------ Record set ------
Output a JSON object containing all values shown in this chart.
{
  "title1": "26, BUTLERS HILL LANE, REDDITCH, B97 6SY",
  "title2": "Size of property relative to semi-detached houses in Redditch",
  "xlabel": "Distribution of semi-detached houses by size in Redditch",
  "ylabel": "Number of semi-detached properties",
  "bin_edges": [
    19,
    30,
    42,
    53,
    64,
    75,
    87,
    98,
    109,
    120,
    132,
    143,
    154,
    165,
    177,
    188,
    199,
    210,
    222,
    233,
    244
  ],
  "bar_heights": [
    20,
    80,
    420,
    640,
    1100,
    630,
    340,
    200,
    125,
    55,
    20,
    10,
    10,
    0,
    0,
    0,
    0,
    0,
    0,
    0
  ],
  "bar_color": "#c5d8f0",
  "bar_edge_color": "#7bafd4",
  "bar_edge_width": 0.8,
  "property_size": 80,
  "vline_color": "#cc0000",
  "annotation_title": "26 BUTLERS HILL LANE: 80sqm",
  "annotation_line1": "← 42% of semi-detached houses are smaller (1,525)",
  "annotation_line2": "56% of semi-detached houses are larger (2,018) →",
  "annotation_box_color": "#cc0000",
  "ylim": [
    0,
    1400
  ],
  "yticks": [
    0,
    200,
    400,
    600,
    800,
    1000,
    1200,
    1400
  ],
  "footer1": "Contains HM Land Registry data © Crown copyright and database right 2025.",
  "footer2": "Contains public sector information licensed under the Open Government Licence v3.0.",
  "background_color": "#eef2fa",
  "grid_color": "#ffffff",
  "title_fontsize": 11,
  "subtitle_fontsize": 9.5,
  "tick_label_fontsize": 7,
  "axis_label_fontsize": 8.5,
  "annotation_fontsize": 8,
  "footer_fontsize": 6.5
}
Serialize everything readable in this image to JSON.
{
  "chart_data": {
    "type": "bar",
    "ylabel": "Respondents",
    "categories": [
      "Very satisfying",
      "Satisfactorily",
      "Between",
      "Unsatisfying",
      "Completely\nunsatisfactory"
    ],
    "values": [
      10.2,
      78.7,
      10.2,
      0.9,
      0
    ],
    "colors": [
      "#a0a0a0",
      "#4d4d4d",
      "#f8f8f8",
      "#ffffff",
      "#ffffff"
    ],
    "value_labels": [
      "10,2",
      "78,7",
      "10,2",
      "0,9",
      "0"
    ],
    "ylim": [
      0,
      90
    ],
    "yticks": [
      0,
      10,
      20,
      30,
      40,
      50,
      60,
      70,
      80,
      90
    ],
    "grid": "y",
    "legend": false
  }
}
------
Go through the preceding material and copy each line that has the word "houses".

_Answer to the exercise_.
  "title2": "Size of property relative to semi-detached houses in Redditch",
  "xlabel": "Distribution of semi-detached houses by size in Redditch",
  "annotation_line1": "← 42% of semi-detached houses are smaller (1,525)",
  "annotation_line2": "56% of semi-detached houses are larger (2,018) →",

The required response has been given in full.